Entries from a visual dataset
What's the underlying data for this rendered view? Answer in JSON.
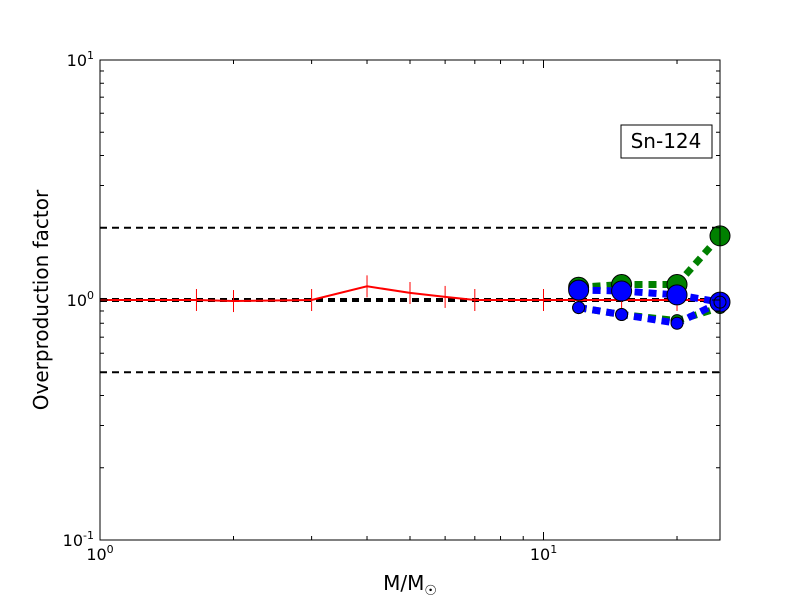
{
  "chart_data": {
    "type": "line",
    "title": "",
    "xlabel": "M/M",
    "xlabel_sub": "☉",
    "ylabel": "Overproduction factor",
    "xscale": "log",
    "yscale": "log",
    "xlim": [
      1,
      25
    ],
    "ylim": [
      0.1,
      10
    ],
    "xticks": [
      {
        "value": 1,
        "base": "10",
        "exp": "0"
      },
      {
        "value": 10,
        "base": "10",
        "exp": "1"
      }
    ],
    "yticks": [
      {
        "value": 0.1,
        "base": "10",
        "exp": "-1"
      },
      {
        "value": 1,
        "base": "10",
        "exp": "0"
      },
      {
        "value": 10,
        "base": "10",
        "exp": "1"
      }
    ],
    "annotation": "Sn-124",
    "reference_lines": [
      {
        "y": 2.0,
        "color": "#000000",
        "style": "dashed"
      },
      {
        "y": 1.0,
        "color": "#000000",
        "style": "dashed-thick"
      },
      {
        "y": 0.5,
        "color": "#000000",
        "style": "dashed"
      }
    ],
    "series": [
      {
        "color": "#ff0000",
        "style": "solid",
        "marker": "vline",
        "x": [
          1.0,
          1.65,
          2.0,
          3.0,
          4.0,
          5.0,
          6.0,
          7.0,
          10.0,
          12.0,
          15.0,
          20.0,
          25.0
        ],
        "y": [
          1.0,
          1.0,
          0.99,
          1.0,
          1.14,
          1.07,
          1.03,
          1.0,
          1.0,
          1.0,
          1.0,
          1.0,
          1.0
        ]
      },
      {
        "color": "#008000",
        "style": "dotted-thick",
        "marker": "circle-large",
        "x": [
          12,
          15,
          20,
          25
        ],
        "y": [
          1.13,
          1.16,
          1.16,
          1.85
        ]
      },
      {
        "color": "#008000",
        "style": "dotted-thick",
        "marker": "circle-small",
        "x": [
          12,
          15,
          20,
          25
        ],
        "y": [
          0.93,
          0.87,
          0.82,
          0.93
        ]
      },
      {
        "color": "#0000ff",
        "style": "dotted-thick",
        "marker": "circle-large",
        "x": [
          12,
          15,
          20,
          25
        ],
        "y": [
          1.1,
          1.09,
          1.05,
          0.98
        ]
      },
      {
        "color": "#0000ff",
        "style": "dotted-thick",
        "marker": "circle-small",
        "x": [
          12,
          15,
          20,
          25
        ],
        "y": [
          0.93,
          0.87,
          0.8,
          0.98
        ]
      }
    ]
  }
}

WORK TO DO » Copy the whole listing above word for word but do not carry over the pictures.

SOLUTION FOR THIS TASK »
What's the underlying data for this rendered view? Answer in JSON.
{
  "chart_data": {
    "type": "line",
    "title": "",
    "xlabel": "M/M",
    "xlabel_sub": "☉",
    "ylabel": "Overproduction factor",
    "xscale": "log",
    "yscale": "log",
    "xlim": [
      1,
      25
    ],
    "ylim": [
      0.1,
      10
    ],
    "xticks": [
      {
        "value": 1,
        "base": "10",
        "exp": "0"
      },
      {
        "value": 10,
        "base": "10",
        "exp": "1"
      }
    ],
    "yticks": [
      {
        "value": 0.1,
        "base": "10",
        "exp": "-1"
      },
      {
        "value": 1,
        "base": "10",
        "exp": "0"
      },
      {
        "value": 10,
        "base": "10",
        "exp": "1"
      }
    ],
    "annotation": "Sn-124",
    "reference_lines": [
      {
        "y": 2.0,
        "color": "#000000",
        "style": "dashed"
      },
      {
        "y": 1.0,
        "color": "#000000",
        "style": "dashed-thick"
      },
      {
        "y": 0.5,
        "color": "#000000",
        "style": "dashed"
      }
    ],
    "series": [
      {
        "color": "#ff0000",
        "style": "solid",
        "marker": "vline",
        "x": [
          1.0,
          1.65,
          2.0,
          3.0,
          4.0,
          5.0,
          6.0,
          7.0,
          10.0,
          12.0,
          15.0,
          20.0,
          25.0
        ],
        "y": [
          1.0,
          1.0,
          0.99,
          1.0,
          1.14,
          1.07,
          1.03,
          1.0,
          1.0,
          1.0,
          1.0,
          1.0,
          1.0
        ]
      },
      {
        "color": "#008000",
        "style": "dotted-thick",
        "marker": "circle-large",
        "x": [
          12,
          15,
          20,
          25
        ],
        "y": [
          1.13,
          1.16,
          1.16,
          1.85
        ]
      },
      {
        "color": "#008000",
        "style": "dotted-thick",
        "marker": "circle-small",
        "x": [
          12,
          15,
          20,
          25
        ],
        "y": [
          0.93,
          0.87,
          0.82,
          0.93
        ]
      },
      {
        "color": "#0000ff",
        "style": "dotted-thick",
        "marker": "circle-large",
        "x": [
          12,
          15,
          20,
          25
        ],
        "y": [
          1.1,
          1.09,
          1.05,
          0.98
        ]
      },
      {
        "color": "#0000ff",
        "style": "dotted-thick",
        "marker": "circle-small",
        "x": [
          12,
          15,
          20,
          25
        ],
        "y": [
          0.93,
          0.87,
          0.8,
          0.98
        ]
      }
    ]
  }
}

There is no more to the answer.